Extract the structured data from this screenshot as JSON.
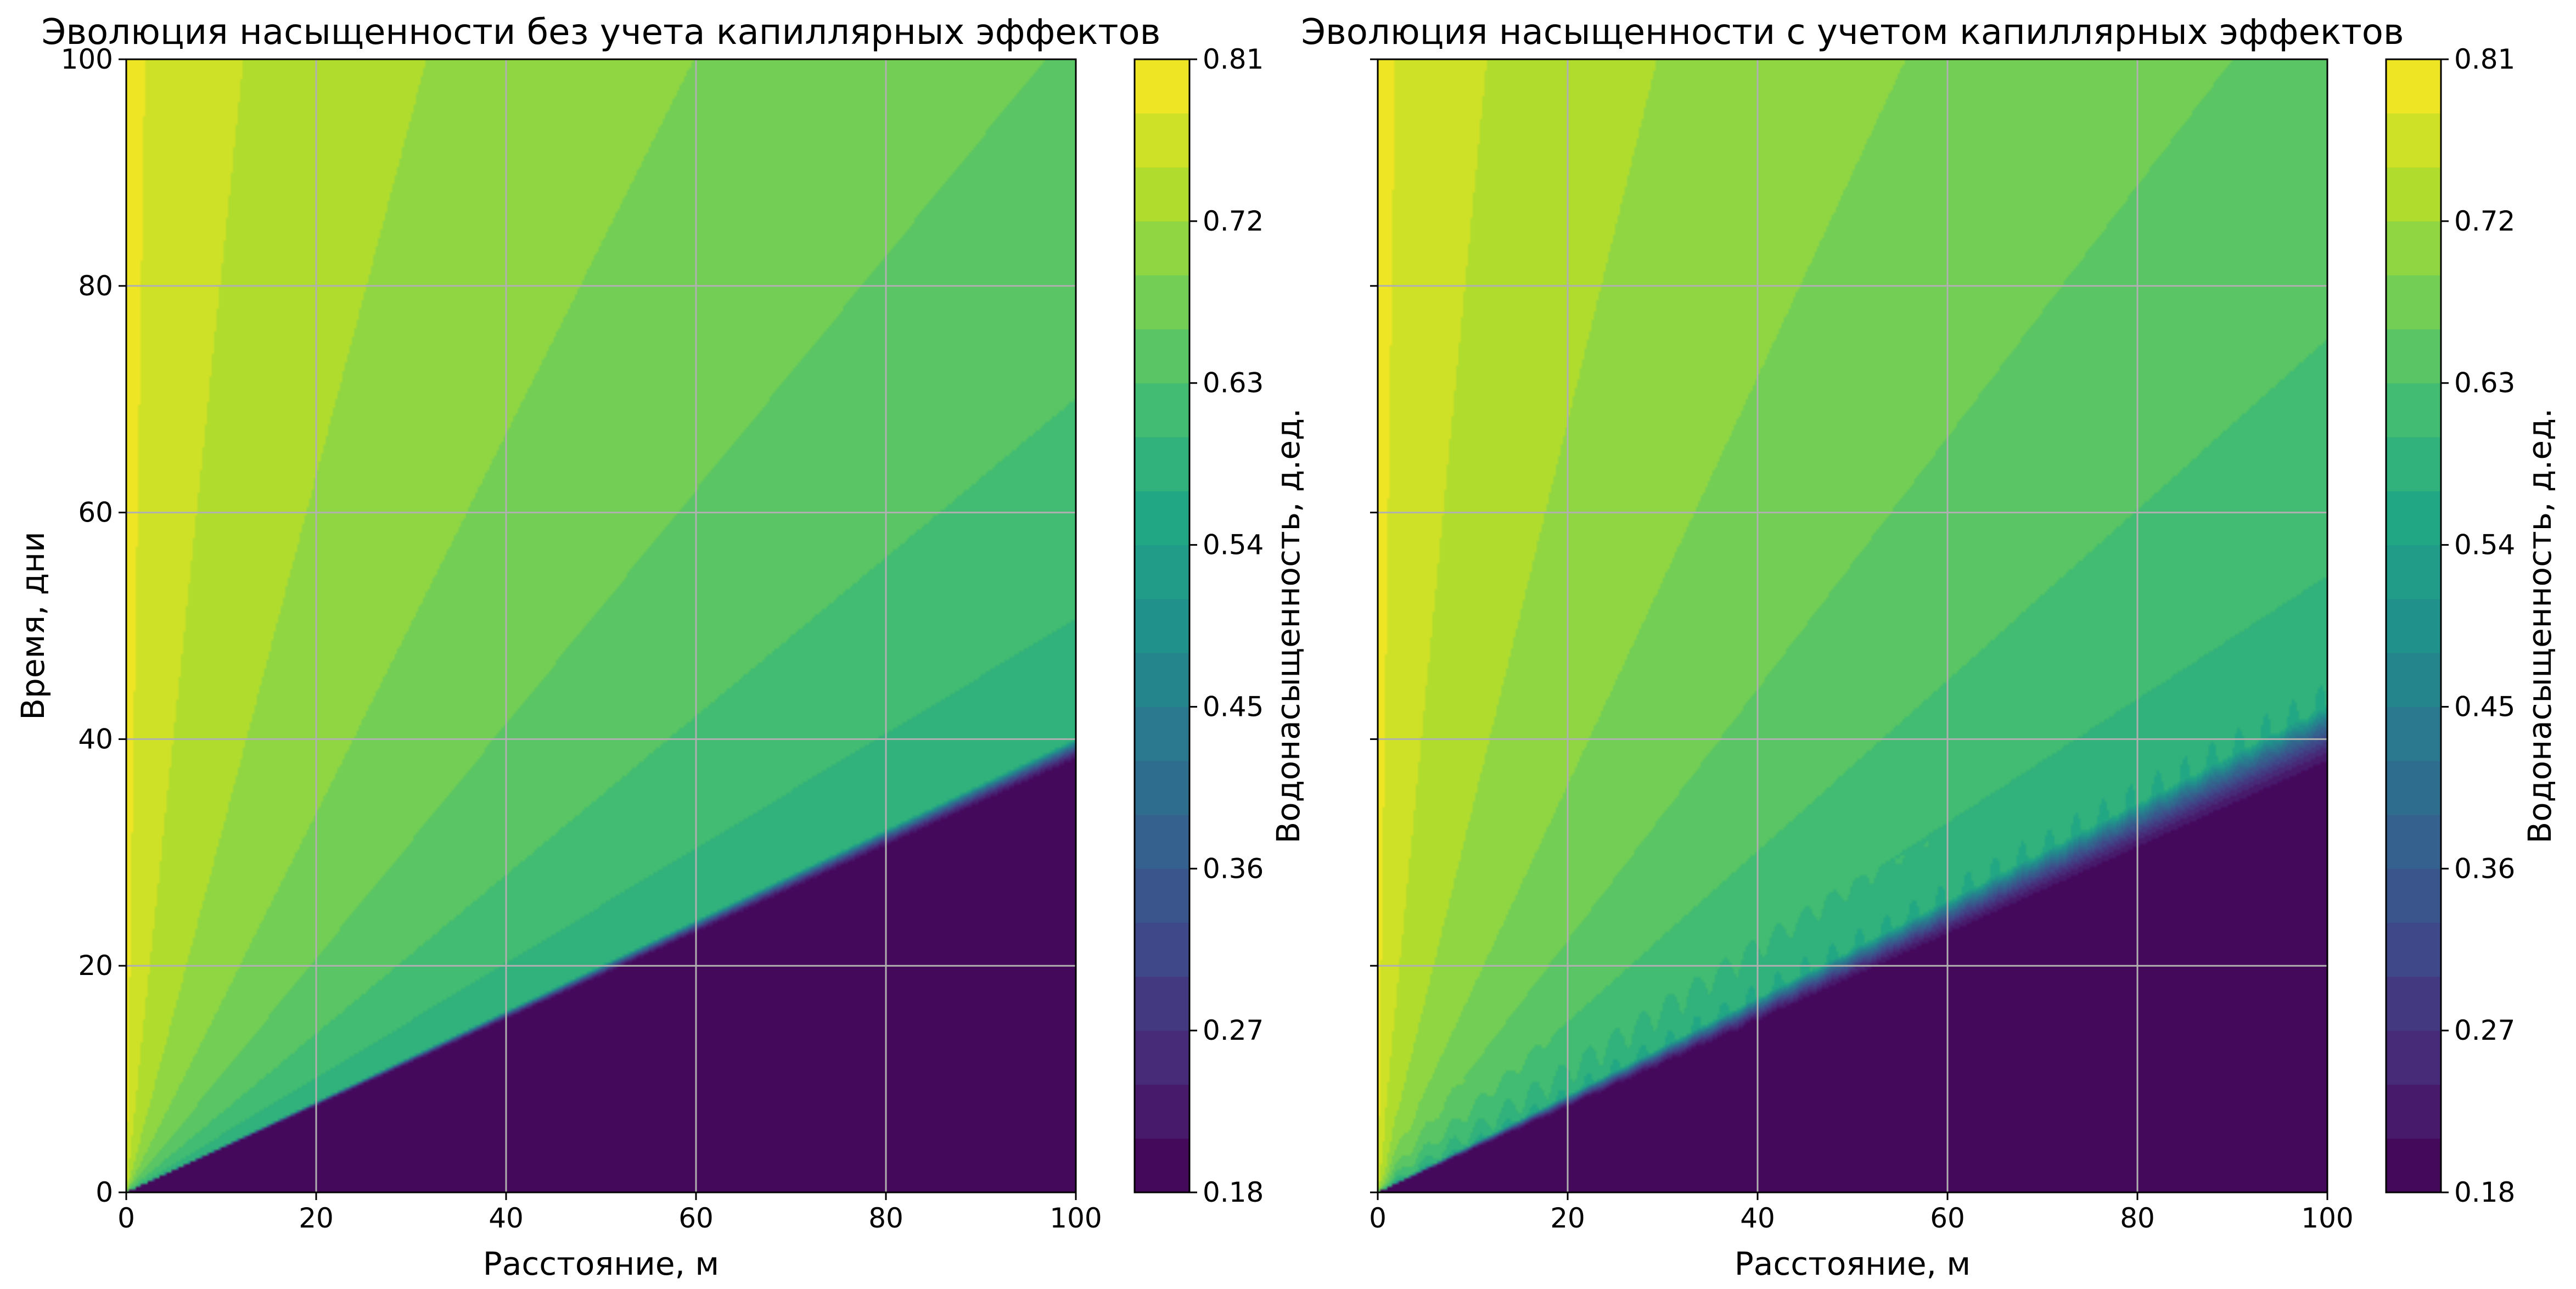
{
  "chart_data": [
    {
      "type": "heatmap",
      "title": "Эволюция насыщенности без учета капиллярных эффектов",
      "xlabel": "Расстояние, м",
      "ylabel": "Время, дни",
      "xlim": [
        0,
        100
      ],
      "ylim": [
        0,
        100
      ],
      "xticks": [
        "0",
        "20",
        "40",
        "60",
        "80",
        "100"
      ],
      "yticks": [
        "0",
        "20",
        "40",
        "60",
        "80",
        "100"
      ],
      "grid": true,
      "colormap": "viridis",
      "front_time_at_x100": 40,
      "front_width": 1.2,
      "capillary_effects": false,
      "colorbar": {
        "label": "Водонасыщенность, д.ед.",
        "min": 0.18,
        "max": 0.81,
        "levels": 21,
        "ticks": [
          "0.18",
          "0.27",
          "0.36",
          "0.45",
          "0.54",
          "0.63",
          "0.72",
          "0.81"
        ]
      }
    },
    {
      "type": "heatmap",
      "title": "Эволюция насыщенности с учетом капиллярных эффектов",
      "xlabel": "Расстояние, м",
      "ylabel": "",
      "xlim": [
        0,
        100
      ],
      "ylim": [
        0,
        100
      ],
      "xticks": [
        "0",
        "20",
        "40",
        "60",
        "80",
        "100"
      ],
      "yticks": [],
      "grid": true,
      "colormap": "viridis",
      "front_time_at_x100": 43,
      "front_width": 3.5,
      "capillary_effects": true,
      "colorbar": {
        "label": "Водонасыщенность, д.ед.",
        "min": 0.18,
        "max": 0.81,
        "levels": 21,
        "ticks": [
          "0.18",
          "0.27",
          "0.36",
          "0.45",
          "0.54",
          "0.63",
          "0.72",
          "0.81"
        ]
      }
    }
  ]
}
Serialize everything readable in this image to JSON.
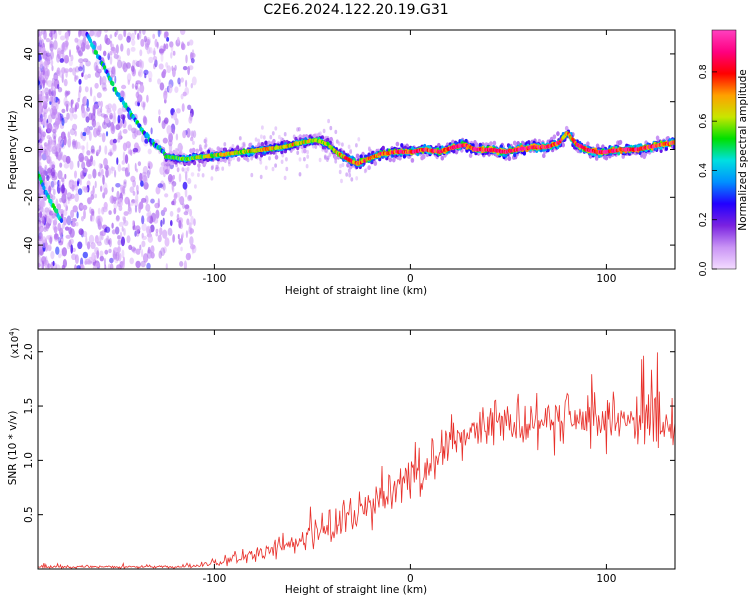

+++++

## What to produce
Report each line of the material above where the word "this" appears.

## The response
Extract the structured data from this screenshot as JSON.
Serialize everything readable in this image to JSON.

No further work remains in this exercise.